**WHAT TO PRODUCE:** Look through the material below and give the number of lines holding "SIPOT", with no other words.

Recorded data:

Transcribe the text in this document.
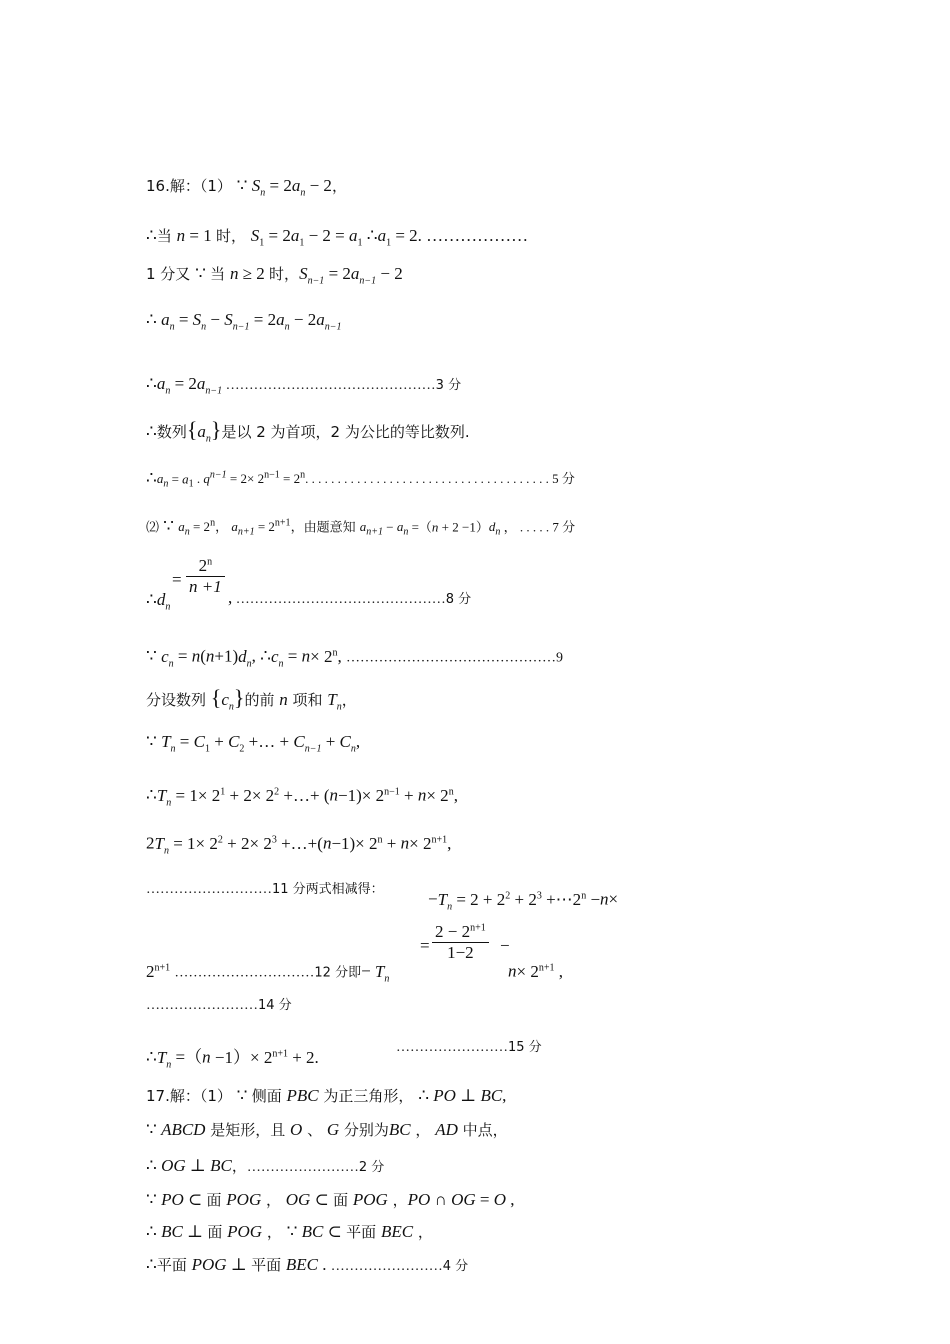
16.解：（1） ∵ $S_n = 2a_n - 2$，
∴当 n = 1 时， $S_1 = 2a_1 - 2 = a_1$ $\therefore a_1 = 2$. ………………
1 分又 ∵ 当 n ≥ 2 时，$S_{n-1} = 2a_{n-1} - 2$
∴ $a_n = S_n - S_{n-1} = 2a_n - 2a_{n-1}$
$\therefore a_n = 2a_{n-1}$ ………………………………………3 分
∴数列$\{a_n\}$是以 2 为首项，2 为公比的等比数列.
$\therefore a_n = a_1$ . $q^{n-1} = 2\times 2^{n-1} = 2^n$. . . . . . . . . . . . . . . . . . . . . . . . . . . . . . . . . . . . . . 5 分
⑵ ∵ $a_n = 2^n$， $a_{n+1} = 2^{n+1}$，由题意知 $a_{n+1} - a_n =(n + 2 -1)d_n$ ， . . . . . 7 分
$\frac{2^n}{n +1}$
$\therefore d_n$
=
, ………………………………………8 分
∵ $c_n = n(n+1)d_n$, $\therefore c_n = n\times 2^n$, ………………………………………9
分设数列 $\{c_n\}$的前 n 项和 $T_n$，
∵ $T_n = C_1 + C_2$ +… + $C_{n-1} + C_n$,
$\therefore T_n = 1\times 2^1 + 2\times 2^2$ +…+ $(n-1)\times 2^{n-1} + n\times 2^n$,
$2T_n = 1\times 2^2 + 2\times 2^3$ +…+(n−1)× $2^n + n\times 2^{n+1}$,
………………………11 分两式相减得：
$-T_n = 2 + 2^2 + 2^3$ $+\cdots 2^n -n\times$
$\frac{2 - 2^{n+1}}{1-2}$
=	−
$2^{n+1}$ …………………………12 分即− $T_n$	$n\times 2^{n+1}$ ,
……………………14 分
$\therefore T_n =(n -1)\times 2^{n+1} + 2$.
……………………15 分
17.解：（1） ∵ 侧面 PBC 为正三角形， ∴ PO ⊥ BC,
∵ ABCD 是矩形，且 O 、 G 分别为BC ， AD 中点，
∴ OG ⊥ BC，……………………2 分
∵ PO ⊂ 面 POG ， OG ⊂ 面 POG ，PO ∩ OG = O ,
∴ BC ⊥ 面 POG ， ∵ BC ⊂ 平面 BEC ，
∴平面 POG ⊥ 平面 BEC . ……………………4 分
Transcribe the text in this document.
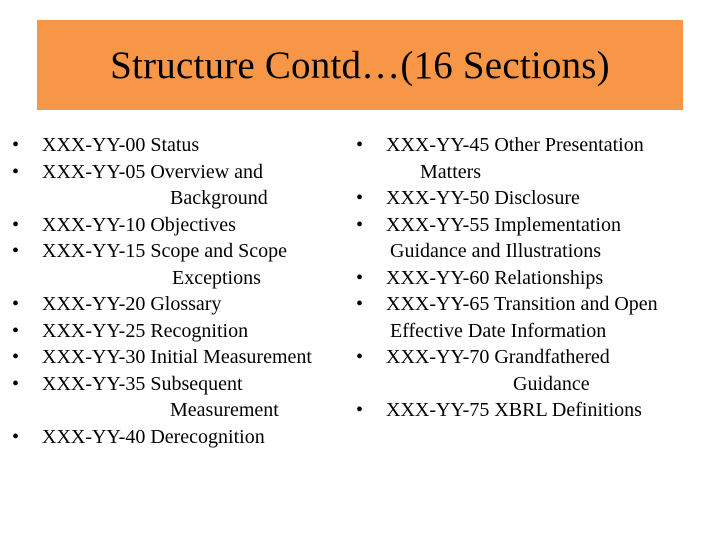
Structure Contd…(16 Sections)
•	XXX-YY-00 Status
•	XXX-YY-05 Overview and
Background
•	XXX-YY-10 Objectives
•	XXX-YY-15 Scope and Scope
Exceptions
•	XXX-YY-20 Glossary
•	XXX-YY-25 Recognition
•	XXX-YY-30 Initial Measurement
•	XXX-YY-35 Subsequent
Measurement
•	XXX-YY-40 Derecognition
•	XXX-YY-45 Other Presentation
Matters
•	XXX-YY-50 Disclosure
•	XXX-YY-55 Implementation
Guidance and Illustrations
•	XXX-YY-60 Relationships
•	XXX-YY-65 Transition and Open
Effective Date Information
•	XXX-YY-70 Grandfathered
Guidance
•	XXX-YY-75 XBRL Definitions
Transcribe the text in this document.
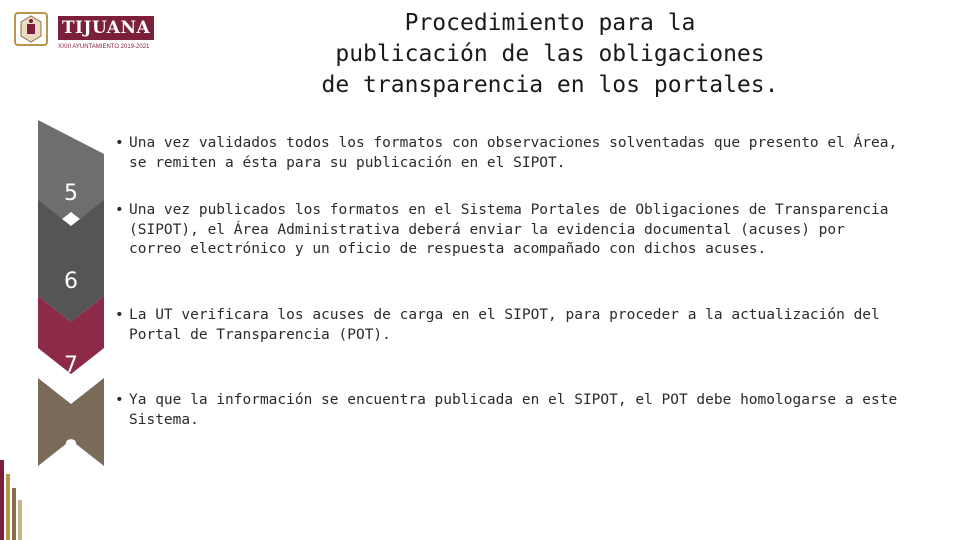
TIJUANA
XXIII AYUNTAMIENTO 2019-2021
Procedimiento para la
publicación de las obligaciones
de transparencia en los portales.
5
6
7
8
• Una vez validados todos los formatos con observaciones solventadas que presento el Área, se remiten a ésta para su publicación en el SIPOT.
• Una vez publicados los formatos en el Sistema Portales de Obligaciones de Transparencia (SIPOT), el Área Administrativa deberá enviar la evidencia documental (acuses) por correo electrónico y un oficio de respuesta acompañado con dichos acuses.
• La UT verificara los acuses de carga en el SIPOT, para proceder a la actualización del Portal de Transparencia (POT).
• Ya que la información se encuentra publicada en el SIPOT, el POT debe homologarse a este Sistema.
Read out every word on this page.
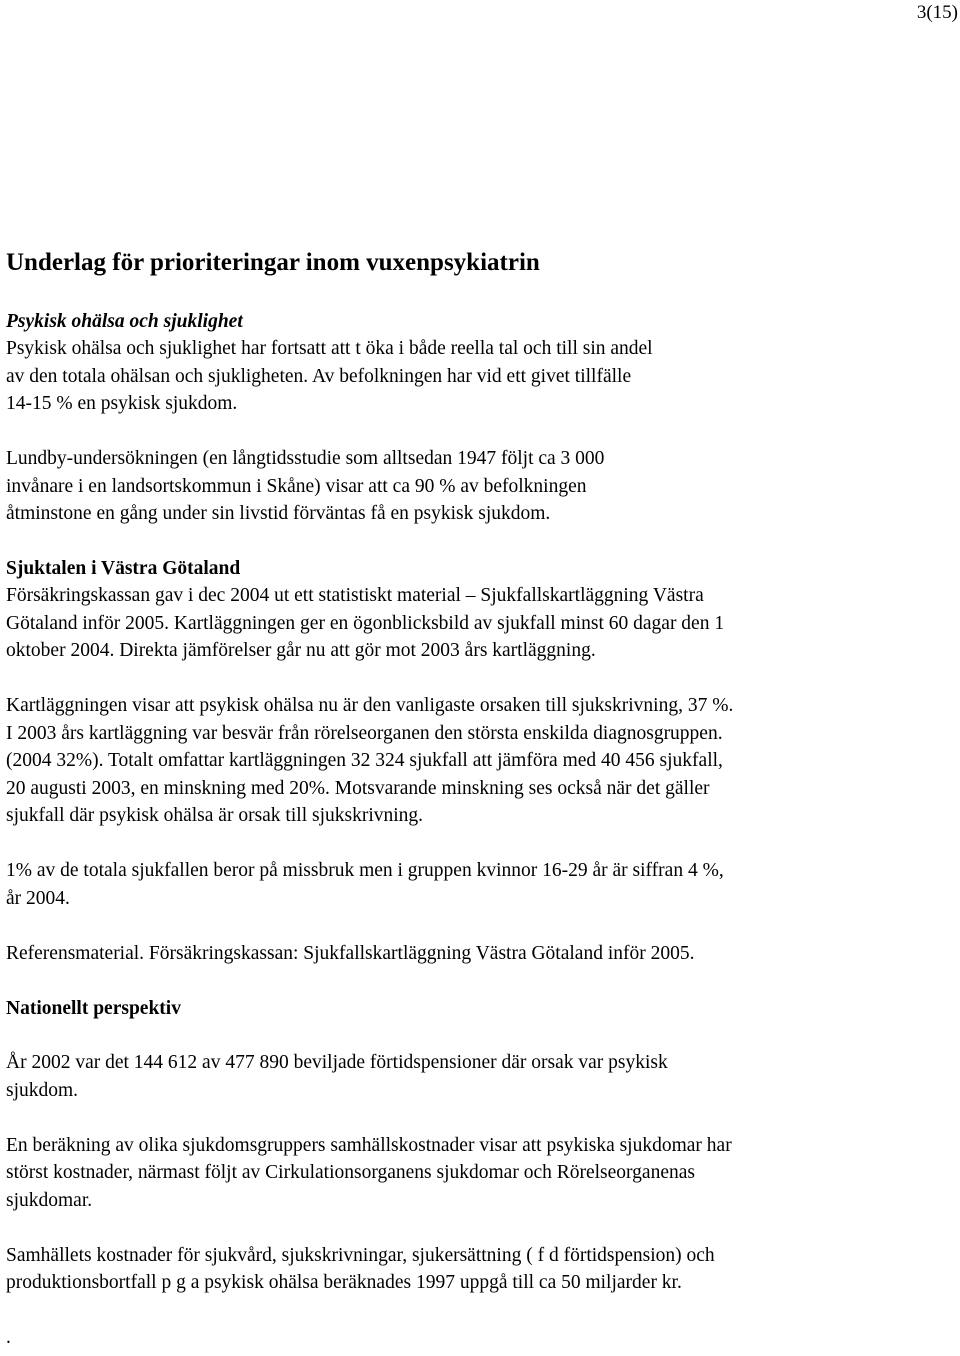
3(15)
Underlag för prioriteringar inom vuxenpsykiatrin

Psykisk ohälsa och sjuklighet

Psykisk ohälsa och sjuklighet har fortsatt att t öka i både reella tal och till sin andel
av den totala ohälsan och sjukligheten. Av befolkningen har vid ett givet tillfälle
14-15 % en psykisk sjukdom.

Lundby-undersökningen (en långtidsstudie som alltsedan 1947 följt ca 3 000
invånare i en landsortskommun i Skåne) visar att ca 90 % av befolkningen
åtminstone en gång under sin livstid förväntas få en psykisk sjukdom.

Sjuktalen i Västra Götaland

Försäkringskassan gav i dec 2004 ut ett statistiskt material – Sjukfallskartläggning Västra
Götaland inför 2005. Kartläggningen ger en ögonblicksbild av sjukfall minst 60 dagar den 1
oktober 2004. Direkta jämförelser går nu att gör mot 2003 års kartläggning.

Kartläggningen visar att psykisk ohälsa nu är den vanligaste orsaken till sjukskrivning, 37 %.
I 2003 års kartläggning var besvär från rörelseorganen den största enskilda diagnosgruppen.
(2004 32%). Totalt omfattar kartläggningen 32 324 sjukfall att jämföra med 40 456 sjukfall,
20 augusti 2003, en minskning med 20%. Motsvarande minskning ses också när det gäller
sjukfall där psykisk ohälsa är orsak till sjukskrivning.

1% av de totala sjukfallen beror på missbruk men i gruppen kvinnor 16-29 år är siffran 4 %,
år 2004.

Referensmaterial. Försäkringskassan: Sjukfallskartläggning Västra Götaland inför 2005.

Nationellt perspektiv

År 2002 var det 144 612 av 477 890 beviljade förtidspensioner där orsak var psykisk
sjukdom.

En beräkning av olika sjukdomsgruppers samhällskostnader visar att psykiska sjukdomar har
störst kostnader, närmast följt av Cirkulationsorganens sjukdomar och Rörelseorganenas
sjukdomar.

Samhällets kostnader för sjukvård, sjukskrivningar, sjukersättning ( f d förtidspension) och
produktionsbortfall p g a psykisk ohälsa beräknades 1997 uppgå till ca 50 miljarder kr.

.
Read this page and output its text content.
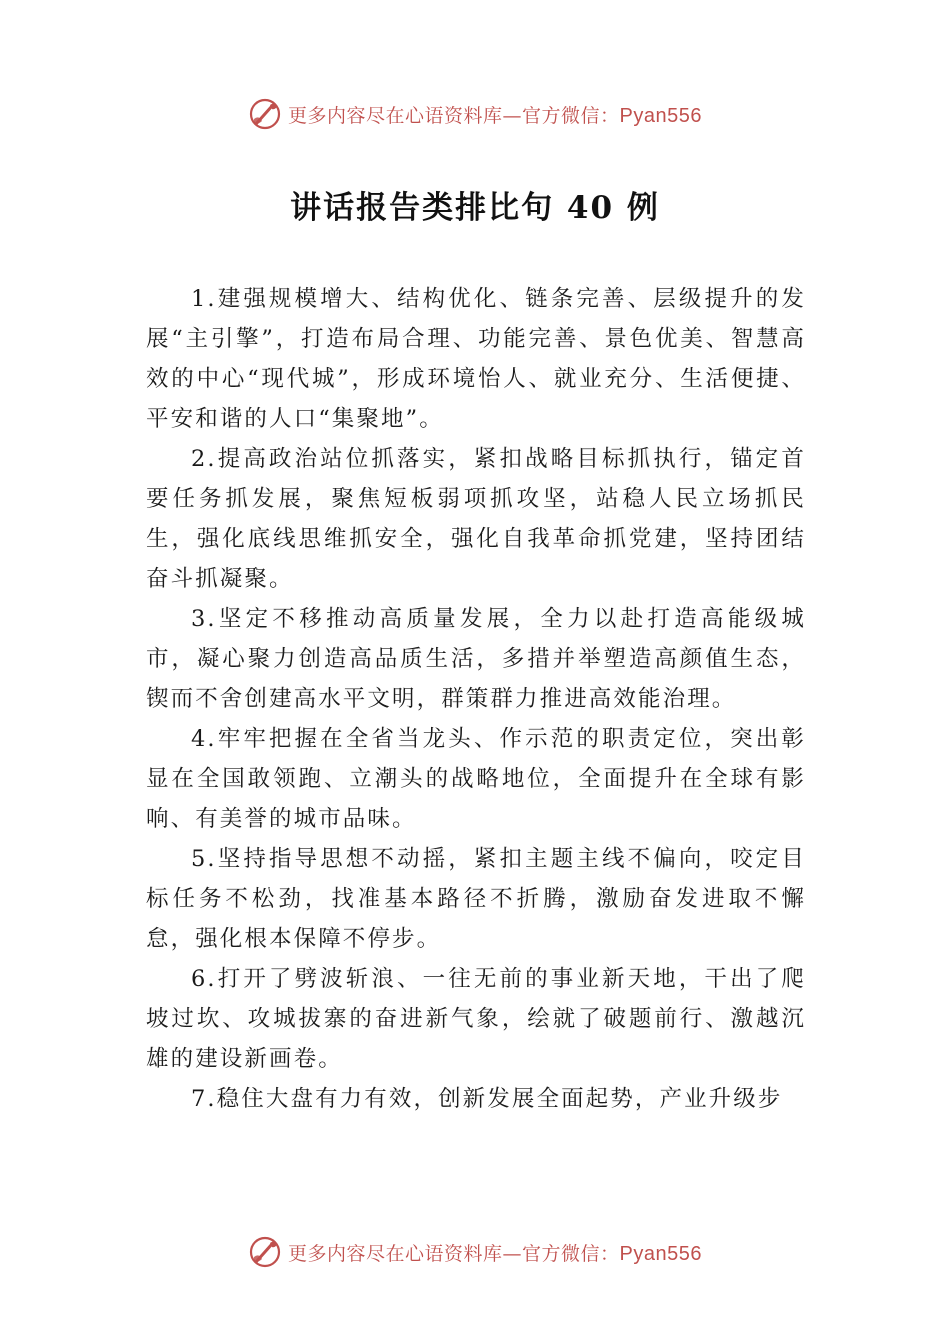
更多内容尽在心语资料库—官方微信：Pyan556
讲话报告类排比句 40 例

1.建强规模增大、结构优化、链条完善、层级提升的发展“主引擎”，打造布局合理、功能完善、景色优美、智慧高效的中心“现代城”，形成环境怡人、就业充分、生活便捷、平安和谐的人口“集聚地”。

2.提高政治站位抓落实，紧扣战略目标抓执行，锚定首要任务抓发展，聚焦短板弱项抓攻坚，站稳人民立场抓民生，强化底线思维抓安全，强化自我革命抓党建，坚持团结奋斗抓凝聚。

3.坚定不移推动高质量发展，全力以赴打造高能级城市，凝心聚力创造高品质生活，多措并举塑造高颜值生态，锲而不舍创建高水平文明，群策群力推进高效能治理。

4.牢牢把握在全省当龙头、作示范的职责定位，突出彰显在全国敢领跑、立潮头的战略地位，全面提升在全球有影响、有美誉的城市品味。

5.坚持指导思想不动摇，紧扣主题主线不偏向，咬定目标任务不松劲，找准基本路径不折腾，激励奋发进取不懈怠，强化根本保障不停步。

6.打开了劈波斩浪、一往无前的事业新天地，干出了爬坡过坎、攻城拔寨的奋进新气象，绘就了破题前行、激越沉雄的建设新画卷。

7.稳住大盘有力有效，创新发展全面起势，产业升级步

更多内容尽在心语资料库—官方微信：Pyan556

**SOLUTION:** 4